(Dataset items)
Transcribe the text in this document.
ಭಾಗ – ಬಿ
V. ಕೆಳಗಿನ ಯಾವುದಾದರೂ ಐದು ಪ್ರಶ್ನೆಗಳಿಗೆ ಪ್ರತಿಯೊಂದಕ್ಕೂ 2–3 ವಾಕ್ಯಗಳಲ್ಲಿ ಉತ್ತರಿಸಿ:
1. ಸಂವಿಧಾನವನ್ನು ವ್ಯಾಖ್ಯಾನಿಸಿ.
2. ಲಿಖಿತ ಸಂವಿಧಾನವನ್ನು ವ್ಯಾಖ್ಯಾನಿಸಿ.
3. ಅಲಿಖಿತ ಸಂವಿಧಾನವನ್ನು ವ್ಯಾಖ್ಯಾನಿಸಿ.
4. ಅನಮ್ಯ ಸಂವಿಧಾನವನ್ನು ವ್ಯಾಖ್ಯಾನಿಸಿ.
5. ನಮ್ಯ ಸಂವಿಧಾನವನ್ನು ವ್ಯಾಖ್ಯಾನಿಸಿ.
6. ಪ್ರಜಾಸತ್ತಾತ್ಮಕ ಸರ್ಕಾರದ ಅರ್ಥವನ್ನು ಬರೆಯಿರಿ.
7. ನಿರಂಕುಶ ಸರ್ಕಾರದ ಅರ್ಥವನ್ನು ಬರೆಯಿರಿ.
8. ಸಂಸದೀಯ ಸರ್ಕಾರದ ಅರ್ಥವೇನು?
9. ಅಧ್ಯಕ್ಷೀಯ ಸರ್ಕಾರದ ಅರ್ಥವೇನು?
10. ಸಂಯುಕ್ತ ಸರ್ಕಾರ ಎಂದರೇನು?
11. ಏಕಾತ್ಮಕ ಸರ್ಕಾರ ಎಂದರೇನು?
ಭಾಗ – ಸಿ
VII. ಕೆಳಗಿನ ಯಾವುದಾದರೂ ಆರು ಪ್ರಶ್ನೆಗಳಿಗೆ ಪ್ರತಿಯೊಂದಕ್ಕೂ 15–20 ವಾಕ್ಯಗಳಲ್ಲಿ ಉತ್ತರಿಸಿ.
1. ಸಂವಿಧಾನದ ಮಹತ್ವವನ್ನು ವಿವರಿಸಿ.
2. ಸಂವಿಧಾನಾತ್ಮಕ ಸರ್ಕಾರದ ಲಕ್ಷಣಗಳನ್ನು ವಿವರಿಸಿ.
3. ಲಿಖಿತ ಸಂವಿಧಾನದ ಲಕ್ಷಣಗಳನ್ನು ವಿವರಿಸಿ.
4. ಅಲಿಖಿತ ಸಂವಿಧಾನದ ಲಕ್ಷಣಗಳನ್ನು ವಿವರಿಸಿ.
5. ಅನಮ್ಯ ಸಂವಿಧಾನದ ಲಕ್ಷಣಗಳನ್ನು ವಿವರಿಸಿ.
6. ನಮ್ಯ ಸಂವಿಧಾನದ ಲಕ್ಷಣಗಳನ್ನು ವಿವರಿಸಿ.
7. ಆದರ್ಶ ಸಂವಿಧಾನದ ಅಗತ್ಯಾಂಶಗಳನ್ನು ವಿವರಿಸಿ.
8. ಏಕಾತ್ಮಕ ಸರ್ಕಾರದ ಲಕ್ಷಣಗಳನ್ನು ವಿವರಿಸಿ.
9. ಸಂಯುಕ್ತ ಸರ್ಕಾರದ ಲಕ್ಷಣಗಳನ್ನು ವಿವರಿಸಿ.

> WHAT THE TASK ASKS: Give the number of lines in the entries above that include the string "ಯಗಳಲ". No other output is expected.

> EXERCISE ANSWER: 2